• [What the task requires]: State the number of lines that contain the word "controlo", and add nothing else.

[Stored entries]
· · · ·
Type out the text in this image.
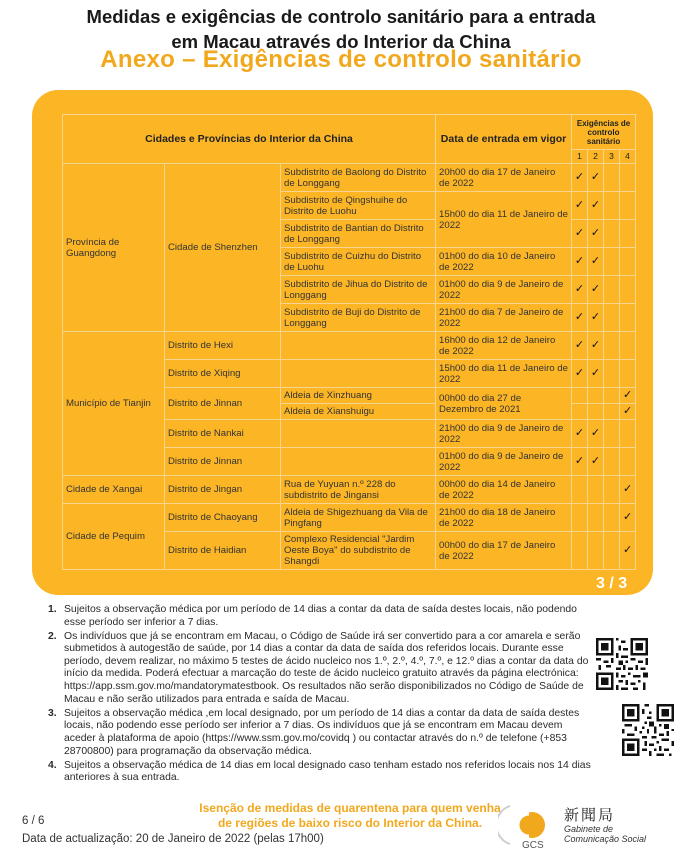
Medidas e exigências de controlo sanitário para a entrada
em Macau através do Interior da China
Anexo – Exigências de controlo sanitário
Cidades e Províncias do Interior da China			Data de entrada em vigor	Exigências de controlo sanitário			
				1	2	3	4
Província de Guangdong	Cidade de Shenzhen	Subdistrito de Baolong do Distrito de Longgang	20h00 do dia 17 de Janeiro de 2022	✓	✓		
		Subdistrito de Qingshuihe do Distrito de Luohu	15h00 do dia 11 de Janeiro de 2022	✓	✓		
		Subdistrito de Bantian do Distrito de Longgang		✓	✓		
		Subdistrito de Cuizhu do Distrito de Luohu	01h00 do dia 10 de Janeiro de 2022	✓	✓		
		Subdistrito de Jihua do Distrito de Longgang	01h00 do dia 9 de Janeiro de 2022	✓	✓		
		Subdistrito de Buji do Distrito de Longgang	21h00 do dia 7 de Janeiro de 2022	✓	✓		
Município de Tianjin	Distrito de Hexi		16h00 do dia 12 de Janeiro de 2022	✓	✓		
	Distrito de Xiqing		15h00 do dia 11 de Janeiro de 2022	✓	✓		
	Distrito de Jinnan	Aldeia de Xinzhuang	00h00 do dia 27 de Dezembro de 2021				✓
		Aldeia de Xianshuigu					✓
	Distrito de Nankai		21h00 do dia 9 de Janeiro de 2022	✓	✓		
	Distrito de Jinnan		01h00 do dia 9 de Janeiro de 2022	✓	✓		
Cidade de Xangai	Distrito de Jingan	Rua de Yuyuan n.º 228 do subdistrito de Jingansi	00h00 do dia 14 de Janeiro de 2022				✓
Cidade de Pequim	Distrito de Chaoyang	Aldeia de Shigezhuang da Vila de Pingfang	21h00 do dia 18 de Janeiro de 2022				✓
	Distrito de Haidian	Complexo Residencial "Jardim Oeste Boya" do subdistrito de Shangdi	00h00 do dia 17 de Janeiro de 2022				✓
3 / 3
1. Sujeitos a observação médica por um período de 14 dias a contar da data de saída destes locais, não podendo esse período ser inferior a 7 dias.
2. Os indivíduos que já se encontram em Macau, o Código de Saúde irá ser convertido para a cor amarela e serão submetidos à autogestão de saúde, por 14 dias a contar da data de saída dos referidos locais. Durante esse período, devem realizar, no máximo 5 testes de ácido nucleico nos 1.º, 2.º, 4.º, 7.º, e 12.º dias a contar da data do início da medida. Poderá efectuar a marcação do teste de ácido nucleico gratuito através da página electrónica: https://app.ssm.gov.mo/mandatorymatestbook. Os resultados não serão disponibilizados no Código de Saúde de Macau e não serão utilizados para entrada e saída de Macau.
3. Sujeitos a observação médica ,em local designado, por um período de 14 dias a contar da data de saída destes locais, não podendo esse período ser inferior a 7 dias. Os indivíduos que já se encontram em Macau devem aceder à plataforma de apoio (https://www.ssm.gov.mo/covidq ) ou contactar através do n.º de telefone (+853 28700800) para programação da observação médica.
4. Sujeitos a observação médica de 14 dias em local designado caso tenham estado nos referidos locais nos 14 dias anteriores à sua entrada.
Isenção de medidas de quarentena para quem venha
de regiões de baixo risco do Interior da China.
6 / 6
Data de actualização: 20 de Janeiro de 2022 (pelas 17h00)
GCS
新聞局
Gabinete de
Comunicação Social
· · · ·
• [Solution for this task]: 3